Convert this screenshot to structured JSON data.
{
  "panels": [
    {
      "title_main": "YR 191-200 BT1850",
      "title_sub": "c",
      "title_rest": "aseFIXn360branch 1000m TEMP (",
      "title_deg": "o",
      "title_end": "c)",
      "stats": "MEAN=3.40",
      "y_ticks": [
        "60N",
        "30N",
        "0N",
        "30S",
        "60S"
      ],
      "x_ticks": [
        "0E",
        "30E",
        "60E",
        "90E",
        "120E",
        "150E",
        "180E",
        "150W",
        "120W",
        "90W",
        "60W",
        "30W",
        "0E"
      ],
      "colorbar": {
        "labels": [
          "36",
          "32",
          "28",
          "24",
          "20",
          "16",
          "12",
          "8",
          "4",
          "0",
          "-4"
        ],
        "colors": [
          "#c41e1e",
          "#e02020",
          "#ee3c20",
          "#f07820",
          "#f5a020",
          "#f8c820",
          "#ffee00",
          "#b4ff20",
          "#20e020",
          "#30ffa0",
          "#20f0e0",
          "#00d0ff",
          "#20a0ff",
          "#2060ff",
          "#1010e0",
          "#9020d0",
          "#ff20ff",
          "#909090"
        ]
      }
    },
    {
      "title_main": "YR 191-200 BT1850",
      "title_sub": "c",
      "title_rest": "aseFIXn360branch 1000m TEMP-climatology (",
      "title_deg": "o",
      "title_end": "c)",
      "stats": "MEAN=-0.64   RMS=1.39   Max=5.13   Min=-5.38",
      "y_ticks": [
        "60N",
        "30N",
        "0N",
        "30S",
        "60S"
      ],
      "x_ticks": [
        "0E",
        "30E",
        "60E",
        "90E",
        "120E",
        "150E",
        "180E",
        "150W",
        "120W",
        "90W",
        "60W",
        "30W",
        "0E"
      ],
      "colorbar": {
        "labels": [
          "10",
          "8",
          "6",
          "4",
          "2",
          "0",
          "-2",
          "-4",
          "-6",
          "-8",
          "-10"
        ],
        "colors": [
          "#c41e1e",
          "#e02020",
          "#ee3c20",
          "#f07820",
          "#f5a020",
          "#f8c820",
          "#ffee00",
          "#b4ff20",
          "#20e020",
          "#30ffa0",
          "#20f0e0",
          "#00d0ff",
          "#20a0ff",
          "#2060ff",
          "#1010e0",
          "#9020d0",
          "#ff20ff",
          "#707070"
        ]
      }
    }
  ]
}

# # # # #

— WHAT YOU WILL DO —
Can you give every line above again, exactly as written?

— OUTPUT FOR THIS TASK —
Convert this screenshot to structured JSON data.
{
  "panels": [
    {
      "title_main": "YR 191-200 BT1850",
      "title_sub": "c",
      "title_rest": "aseFIXn360branch 1000m TEMP (",
      "title_deg": "o",
      "title_end": "c)",
      "stats": "MEAN=3.40",
      "y_ticks": [
        "60N",
        "30N",
        "0N",
        "30S",
        "60S"
      ],
      "x_ticks": [
        "0E",
        "30E",
        "60E",
        "90E",
        "120E",
        "150E",
        "180E",
        "150W",
        "120W",
        "90W",
        "60W",
        "30W",
        "0E"
      ],
      "colorbar": {
        "labels": [
          "36",
          "32",
          "28",
          "24",
          "20",
          "16",
          "12",
          "8",
          "4",
          "0",
          "-4"
        ],
        "colors": [
          "#c41e1e",
          "#e02020",
          "#ee3c20",
          "#f07820",
          "#f5a020",
          "#f8c820",
          "#ffee00",
          "#b4ff20",
          "#20e020",
          "#30ffa0",
          "#20f0e0",
          "#00d0ff",
          "#20a0ff",
          "#2060ff",
          "#1010e0",
          "#9020d0",
          "#ff20ff",
          "#909090"
        ]
      }
    },
    {
      "title_main": "YR 191-200 BT1850",
      "title_sub": "c",
      "title_rest": "aseFIXn360branch 1000m TEMP-climatology (",
      "title_deg": "o",
      "title_end": "c)",
      "stats": "MEAN=-0.64   RMS=1.39   Max=5.13   Min=-5.38",
      "y_ticks": [
        "60N",
        "30N",
        "0N",
        "30S",
        "60S"
      ],
      "x_ticks": [
        "0E",
        "30E",
        "60E",
        "90E",
        "120E",
        "150E",
        "180E",
        "150W",
        "120W",
        "90W",
        "60W",
        "30W",
        "0E"
      ],
      "colorbar": {
        "labels": [
          "10",
          "8",
          "6",
          "4",
          "2",
          "0",
          "-2",
          "-4",
          "-6",
          "-8",
          "-10"
        ],
        "colors": [
          "#c41e1e",
          "#e02020",
          "#ee3c20",
          "#f07820",
          "#f5a020",
          "#f8c820",
          "#ffee00",
          "#b4ff20",
          "#20e020",
          "#30ffa0",
          "#20f0e0",
          "#00d0ff",
          "#20a0ff",
          "#2060ff",
          "#1010e0",
          "#9020d0",
          "#ff20ff",
          "#707070"
        ]
      }
    }
  ]
}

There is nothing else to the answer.